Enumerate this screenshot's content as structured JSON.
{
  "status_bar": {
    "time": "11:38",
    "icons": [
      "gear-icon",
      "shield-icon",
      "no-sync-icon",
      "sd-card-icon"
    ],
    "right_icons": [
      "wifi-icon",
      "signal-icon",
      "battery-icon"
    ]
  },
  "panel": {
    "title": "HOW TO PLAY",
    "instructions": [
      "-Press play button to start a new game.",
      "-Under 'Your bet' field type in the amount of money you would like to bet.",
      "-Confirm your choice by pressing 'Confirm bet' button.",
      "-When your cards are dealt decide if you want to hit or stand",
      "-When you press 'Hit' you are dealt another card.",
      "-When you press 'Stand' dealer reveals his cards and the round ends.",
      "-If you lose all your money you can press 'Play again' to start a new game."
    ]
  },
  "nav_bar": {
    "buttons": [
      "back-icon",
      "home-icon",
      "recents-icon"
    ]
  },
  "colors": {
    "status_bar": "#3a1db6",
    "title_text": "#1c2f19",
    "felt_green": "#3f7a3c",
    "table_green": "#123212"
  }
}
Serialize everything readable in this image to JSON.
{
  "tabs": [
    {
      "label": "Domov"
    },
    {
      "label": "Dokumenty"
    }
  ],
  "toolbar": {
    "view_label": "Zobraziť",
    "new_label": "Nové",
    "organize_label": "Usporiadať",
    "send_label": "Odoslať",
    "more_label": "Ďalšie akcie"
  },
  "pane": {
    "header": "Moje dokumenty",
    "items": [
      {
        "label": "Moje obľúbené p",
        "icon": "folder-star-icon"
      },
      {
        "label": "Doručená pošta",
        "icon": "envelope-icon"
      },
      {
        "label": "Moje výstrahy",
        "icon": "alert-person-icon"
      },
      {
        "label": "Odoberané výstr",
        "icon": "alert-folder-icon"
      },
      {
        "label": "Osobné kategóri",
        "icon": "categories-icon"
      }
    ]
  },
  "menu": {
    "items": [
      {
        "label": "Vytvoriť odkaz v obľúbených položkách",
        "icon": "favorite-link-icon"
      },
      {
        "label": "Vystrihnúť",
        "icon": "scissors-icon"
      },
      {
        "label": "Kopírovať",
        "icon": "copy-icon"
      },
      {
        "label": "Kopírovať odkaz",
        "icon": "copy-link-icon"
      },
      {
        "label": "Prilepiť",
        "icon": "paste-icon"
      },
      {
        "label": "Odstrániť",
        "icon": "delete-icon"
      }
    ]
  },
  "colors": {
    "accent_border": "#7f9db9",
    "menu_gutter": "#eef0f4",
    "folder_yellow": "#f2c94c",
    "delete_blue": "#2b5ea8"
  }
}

**REQUIRED WORK**
Show the lines of the records that include the string "this".

**THE OUTPUT**
Enumerate this screenshot's content as structured JSON.
Serialize everything readable in this image to JSON.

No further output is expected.